» **TASK DIRECTIONS**:
Look through the material below. Copy each line that contains the string "name".

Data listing

------------------------------------------------------------------------

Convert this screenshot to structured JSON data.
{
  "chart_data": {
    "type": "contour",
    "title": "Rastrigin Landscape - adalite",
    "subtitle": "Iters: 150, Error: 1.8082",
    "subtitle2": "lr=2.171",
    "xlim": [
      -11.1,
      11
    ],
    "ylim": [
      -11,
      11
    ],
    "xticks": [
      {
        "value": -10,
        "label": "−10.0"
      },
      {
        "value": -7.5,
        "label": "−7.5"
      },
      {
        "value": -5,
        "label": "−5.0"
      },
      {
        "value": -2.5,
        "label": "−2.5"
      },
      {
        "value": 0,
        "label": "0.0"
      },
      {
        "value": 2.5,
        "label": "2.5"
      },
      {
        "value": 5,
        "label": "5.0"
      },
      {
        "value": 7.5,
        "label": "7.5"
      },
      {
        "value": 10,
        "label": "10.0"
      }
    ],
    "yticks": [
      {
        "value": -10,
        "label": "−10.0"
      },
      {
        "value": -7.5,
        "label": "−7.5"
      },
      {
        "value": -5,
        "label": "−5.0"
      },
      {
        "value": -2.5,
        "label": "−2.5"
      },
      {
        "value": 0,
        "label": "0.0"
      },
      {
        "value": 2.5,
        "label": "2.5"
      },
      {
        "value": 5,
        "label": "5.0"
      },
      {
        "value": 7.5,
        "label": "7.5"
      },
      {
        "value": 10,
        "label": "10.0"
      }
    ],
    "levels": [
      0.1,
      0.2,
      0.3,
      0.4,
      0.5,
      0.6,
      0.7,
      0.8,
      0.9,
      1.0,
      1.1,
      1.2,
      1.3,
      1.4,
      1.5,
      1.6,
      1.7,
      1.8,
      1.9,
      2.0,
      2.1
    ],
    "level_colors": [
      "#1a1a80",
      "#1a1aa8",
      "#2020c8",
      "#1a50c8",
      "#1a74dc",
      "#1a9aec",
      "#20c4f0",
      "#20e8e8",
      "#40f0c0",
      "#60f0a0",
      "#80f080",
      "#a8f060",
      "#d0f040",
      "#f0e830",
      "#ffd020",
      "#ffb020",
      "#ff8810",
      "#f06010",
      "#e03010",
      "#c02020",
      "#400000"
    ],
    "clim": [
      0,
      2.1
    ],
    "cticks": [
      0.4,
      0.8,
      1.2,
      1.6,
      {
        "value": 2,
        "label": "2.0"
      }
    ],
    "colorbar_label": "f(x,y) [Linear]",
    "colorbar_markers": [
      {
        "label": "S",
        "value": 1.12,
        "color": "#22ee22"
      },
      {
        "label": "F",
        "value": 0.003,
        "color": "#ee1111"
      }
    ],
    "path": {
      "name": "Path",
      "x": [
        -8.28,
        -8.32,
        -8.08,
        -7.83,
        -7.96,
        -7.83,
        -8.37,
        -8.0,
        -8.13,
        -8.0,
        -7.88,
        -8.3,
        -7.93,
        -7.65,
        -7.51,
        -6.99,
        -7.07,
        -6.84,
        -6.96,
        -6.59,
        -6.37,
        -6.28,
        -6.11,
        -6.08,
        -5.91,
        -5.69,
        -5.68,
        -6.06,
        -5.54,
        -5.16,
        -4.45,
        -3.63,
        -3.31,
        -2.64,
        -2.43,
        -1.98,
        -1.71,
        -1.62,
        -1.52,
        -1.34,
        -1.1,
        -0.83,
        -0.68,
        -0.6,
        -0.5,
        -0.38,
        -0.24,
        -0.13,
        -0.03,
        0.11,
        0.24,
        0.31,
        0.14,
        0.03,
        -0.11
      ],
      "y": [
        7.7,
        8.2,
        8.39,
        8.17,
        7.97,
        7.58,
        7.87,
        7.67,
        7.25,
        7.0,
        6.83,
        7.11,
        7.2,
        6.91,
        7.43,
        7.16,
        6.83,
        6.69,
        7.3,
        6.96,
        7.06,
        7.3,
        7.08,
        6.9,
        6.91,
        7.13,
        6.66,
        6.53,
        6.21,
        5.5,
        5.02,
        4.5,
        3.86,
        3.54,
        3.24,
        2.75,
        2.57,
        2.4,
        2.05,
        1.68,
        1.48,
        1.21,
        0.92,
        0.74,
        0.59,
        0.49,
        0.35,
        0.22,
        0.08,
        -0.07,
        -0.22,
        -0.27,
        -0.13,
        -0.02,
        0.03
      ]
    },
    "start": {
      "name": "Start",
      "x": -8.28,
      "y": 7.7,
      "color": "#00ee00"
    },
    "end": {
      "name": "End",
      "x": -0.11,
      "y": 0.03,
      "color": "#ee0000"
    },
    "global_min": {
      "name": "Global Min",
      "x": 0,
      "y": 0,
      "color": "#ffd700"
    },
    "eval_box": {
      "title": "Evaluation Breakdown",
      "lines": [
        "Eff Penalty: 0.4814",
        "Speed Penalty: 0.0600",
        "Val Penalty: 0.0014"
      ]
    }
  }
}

------------------------------------------------------------------------

» **SOLUTION**:
      "name": "Path",
      "name": "Start",
      "name": "End",
      "name": "Global Min",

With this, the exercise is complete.